_Task directions_
Copy out the entries below in full and exactly.

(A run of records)
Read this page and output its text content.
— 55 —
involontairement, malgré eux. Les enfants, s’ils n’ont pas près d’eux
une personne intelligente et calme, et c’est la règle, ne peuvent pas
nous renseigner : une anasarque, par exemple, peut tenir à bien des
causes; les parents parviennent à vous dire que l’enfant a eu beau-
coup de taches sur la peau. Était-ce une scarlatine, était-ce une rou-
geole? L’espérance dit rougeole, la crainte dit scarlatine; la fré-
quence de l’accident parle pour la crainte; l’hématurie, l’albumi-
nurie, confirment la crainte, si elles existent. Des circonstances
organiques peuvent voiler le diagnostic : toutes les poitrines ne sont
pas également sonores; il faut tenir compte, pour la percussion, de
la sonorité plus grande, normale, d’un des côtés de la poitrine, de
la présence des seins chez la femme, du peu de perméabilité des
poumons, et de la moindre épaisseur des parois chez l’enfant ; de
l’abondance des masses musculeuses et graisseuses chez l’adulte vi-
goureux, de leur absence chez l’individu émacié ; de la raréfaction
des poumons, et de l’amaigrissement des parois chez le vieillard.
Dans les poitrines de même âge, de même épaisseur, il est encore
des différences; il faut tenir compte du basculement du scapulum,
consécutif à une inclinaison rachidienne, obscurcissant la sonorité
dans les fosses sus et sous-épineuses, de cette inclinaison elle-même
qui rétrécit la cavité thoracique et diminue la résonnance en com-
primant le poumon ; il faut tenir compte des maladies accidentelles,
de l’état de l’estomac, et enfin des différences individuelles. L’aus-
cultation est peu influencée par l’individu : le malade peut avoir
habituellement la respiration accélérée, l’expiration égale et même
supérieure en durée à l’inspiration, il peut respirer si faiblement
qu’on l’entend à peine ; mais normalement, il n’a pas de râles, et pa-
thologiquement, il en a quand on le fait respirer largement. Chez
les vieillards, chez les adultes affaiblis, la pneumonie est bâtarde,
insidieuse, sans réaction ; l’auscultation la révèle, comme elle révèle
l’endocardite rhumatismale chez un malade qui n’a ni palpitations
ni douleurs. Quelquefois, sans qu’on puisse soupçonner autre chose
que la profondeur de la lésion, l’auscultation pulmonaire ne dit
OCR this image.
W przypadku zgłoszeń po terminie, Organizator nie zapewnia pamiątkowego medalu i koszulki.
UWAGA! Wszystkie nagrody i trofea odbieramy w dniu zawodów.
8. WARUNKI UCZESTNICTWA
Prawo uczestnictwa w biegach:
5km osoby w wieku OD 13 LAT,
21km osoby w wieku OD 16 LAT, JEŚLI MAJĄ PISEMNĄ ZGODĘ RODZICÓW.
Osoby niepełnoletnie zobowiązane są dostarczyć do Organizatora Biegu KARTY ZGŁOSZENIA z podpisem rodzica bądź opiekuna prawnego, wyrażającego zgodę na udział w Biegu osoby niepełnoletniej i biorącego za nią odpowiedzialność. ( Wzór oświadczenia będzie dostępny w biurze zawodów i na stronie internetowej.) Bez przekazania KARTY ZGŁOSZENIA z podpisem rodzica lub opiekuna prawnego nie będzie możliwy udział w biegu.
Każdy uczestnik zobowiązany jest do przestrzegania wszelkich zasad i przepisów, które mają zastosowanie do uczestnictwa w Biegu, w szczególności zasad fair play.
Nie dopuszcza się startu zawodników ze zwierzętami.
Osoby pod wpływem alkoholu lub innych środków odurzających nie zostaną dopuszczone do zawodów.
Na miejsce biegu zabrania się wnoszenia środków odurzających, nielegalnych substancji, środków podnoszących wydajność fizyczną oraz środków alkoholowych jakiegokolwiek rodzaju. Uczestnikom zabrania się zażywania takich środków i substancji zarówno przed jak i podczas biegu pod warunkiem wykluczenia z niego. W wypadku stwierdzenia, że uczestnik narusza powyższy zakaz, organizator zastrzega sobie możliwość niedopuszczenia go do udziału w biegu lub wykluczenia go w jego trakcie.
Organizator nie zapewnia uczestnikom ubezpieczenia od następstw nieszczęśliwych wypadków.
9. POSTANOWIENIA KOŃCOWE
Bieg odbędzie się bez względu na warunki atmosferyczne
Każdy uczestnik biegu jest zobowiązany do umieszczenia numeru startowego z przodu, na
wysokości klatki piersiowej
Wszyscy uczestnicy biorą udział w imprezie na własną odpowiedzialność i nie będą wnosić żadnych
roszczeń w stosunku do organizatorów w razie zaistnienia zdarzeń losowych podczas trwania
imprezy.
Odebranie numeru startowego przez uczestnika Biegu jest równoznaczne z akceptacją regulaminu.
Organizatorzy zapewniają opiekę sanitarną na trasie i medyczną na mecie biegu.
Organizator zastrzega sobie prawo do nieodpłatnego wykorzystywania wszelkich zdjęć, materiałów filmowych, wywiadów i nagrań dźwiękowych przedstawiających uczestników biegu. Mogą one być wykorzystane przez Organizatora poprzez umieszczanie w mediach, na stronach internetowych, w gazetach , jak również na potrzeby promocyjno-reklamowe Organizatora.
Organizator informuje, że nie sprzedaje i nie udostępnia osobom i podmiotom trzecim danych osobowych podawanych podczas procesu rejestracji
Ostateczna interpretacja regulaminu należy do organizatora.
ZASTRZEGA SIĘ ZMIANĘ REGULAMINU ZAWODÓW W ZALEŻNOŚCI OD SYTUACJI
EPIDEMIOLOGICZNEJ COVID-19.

_Solution_
Read this page and output its text content.
— 55 —
involontairement, malgré eux. Les enfants, s’ils n’ont pas près d’eux
une personne intelligente et calme, et c’est la règle, ne peuvent pas
nous renseigner : une anasarque, par exemple, peut tenir à bien des
causes; les parents parviennent à vous dire que l’enfant a eu beau-
coup de taches sur la peau. Était-ce une scarlatine, était-ce une rou-
geole? L’espérance dit rougeole, la crainte dit scarlatine; la fré-
quence de l’accident parle pour la crainte; l’hématurie, l’albumi-
nurie, confirment la crainte, si elles existent. Des circonstances
organiques peuvent voiler le diagnostic : toutes les poitrines ne sont
pas également sonores; il faut tenir compte, pour la percussion, de
la sonorité plus grande, normale, d’un des côtés de la poitrine, de
la présence des seins chez la femme, du peu de perméabilité des
poumons, et de la moindre épaisseur des parois chez l’enfant ; de
l’abondance des masses musculeuses et graisseuses chez l’adulte vi-
goureux, de leur absence chez l’individu émacié ; de la raréfaction
des poumons, et de l’amaigrissement des parois chez le vieillard.
Dans les poitrines de même âge, de même épaisseur, il est encore
des différences; il faut tenir compte du basculement du scapulum,
consécutif à une inclinaison rachidienne, obscurcissant la sonorité
dans les fosses sus et sous-épineuses, de cette inclinaison elle-même
qui rétrécit la cavité thoracique et diminue la résonnance en com-
primant le poumon ; il faut tenir compte des maladies accidentelles,
de l’état de l’estomac, et enfin des différences individuelles. L’aus-
cultation est peu influencée par l’individu : le malade peut avoir
habituellement la respiration accélérée, l’expiration égale et même
supérieure en durée à l’inspiration, il peut respirer si faiblement
qu’on l’entend à peine ; mais normalement, il n’a pas de râles, et pa-
thologiquement, il en a quand on le fait respirer largement. Chez
les vieillards, chez les adultes affaiblis, la pneumonie est bâtarde,
insidieuse, sans réaction ; l’auscultation la révèle, comme elle révèle
l’endocardite rhumatismale chez un malade qui n’a ni palpitations
ni douleurs. Quelquefois, sans qu’on puisse soupçonner autre chose
que la profondeur de la lésion, l’auscultation pulmonaire ne dit
OCR this image.
W przypadku zgłoszeń po terminie, Organizator nie zapewnia pamiątkowego medalu i koszulki.
UWAGA! Wszystkie nagrody i trofea odbieramy w dniu zawodów.
8. WARUNKI UCZESTNICTWA
Prawo uczestnictwa w biegach:
5km osoby w wieku OD 13 LAT,
21km osoby w wieku OD 16 LAT, JEŚLI MAJĄ PISEMNĄ ZGODĘ RODZICÓW.
Osoby niepełnoletnie zobowiązane są dostarczyć do Organizatora Biegu KARTY ZGŁOSZENIA z podpisem rodzica bądź opiekuna prawnego, wyrażającego zgodę na udział w Biegu osoby niepełnoletniej i biorącego za nią odpowiedzialność. ( Wzór oświadczenia będzie dostępny w biurze zawodów i na stronie internetowej.) Bez przekazania KARTY ZGŁOSZENIA z podpisem rodzica lub opiekuna prawnego nie będzie możliwy udział w biegu.
Każdy uczestnik zobowiązany jest do przestrzegania wszelkich zasad i przepisów, które mają zastosowanie do uczestnictwa w Biegu, w szczególności zasad fair play.
Nie dopuszcza się startu zawodników ze zwierzętami.
Osoby pod wpływem alkoholu lub innych środków odurzających nie zostaną dopuszczone do zawodów.
Na miejsce biegu zabrania się wnoszenia środków odurzających, nielegalnych substancji, środków podnoszących wydajność fizyczną oraz środków alkoholowych jakiegokolwiek rodzaju. Uczestnikom zabrania się zażywania takich środków i substancji zarówno przed jak i podczas biegu pod warunkiem wykluczenia z niego. W wypadku stwierdzenia, że uczestnik narusza powyższy zakaz, organizator zastrzega sobie możliwość niedopuszczenia go do udziału w biegu lub wykluczenia go w jego trakcie.
Organizator nie zapewnia uczestnikom ubezpieczenia od następstw nieszczęśliwych wypadków.
9. POSTANOWIENIA KOŃCOWE
Bieg odbędzie się bez względu na warunki atmosferyczne
Każdy uczestnik biegu jest zobowiązany do umieszczenia numeru startowego z przodu, na
wysokości klatki piersiowej
Wszyscy uczestnicy biorą udział w imprezie na własną odpowiedzialność i nie będą wnosić żadnych
roszczeń w stosunku do organizatorów w razie zaistnienia zdarzeń losowych podczas trwania
imprezy.
Odebranie numeru startowego przez uczestnika Biegu jest równoznaczne z akceptacją regulaminu.
Organizatorzy zapewniają opiekę sanitarną na trasie i medyczną na mecie biegu.
Organizator zastrzega sobie prawo do nieodpłatnego wykorzystywania wszelkich zdjęć, materiałów filmowych, wywiadów i nagrań dźwiękowych przedstawiających uczestników biegu. Mogą one być wykorzystane przez Organizatora poprzez umieszczanie w mediach, na stronach internetowych, w gazetach , jak również na potrzeby promocyjno-reklamowe Organizatora.
Organizator informuje, że nie sprzedaje i nie udostępnia osobom i podmiotom trzecim danych osobowych podawanych podczas procesu rejestracji
Ostateczna interpretacja regulaminu należy do organizatora.
ZASTRZEGA SIĘ ZMIANĘ REGULAMINU ZAWODÓW W ZALEŻNOŚCI OD SYTUACJI
EPIDEMIOLOGICZNEJ COVID-19.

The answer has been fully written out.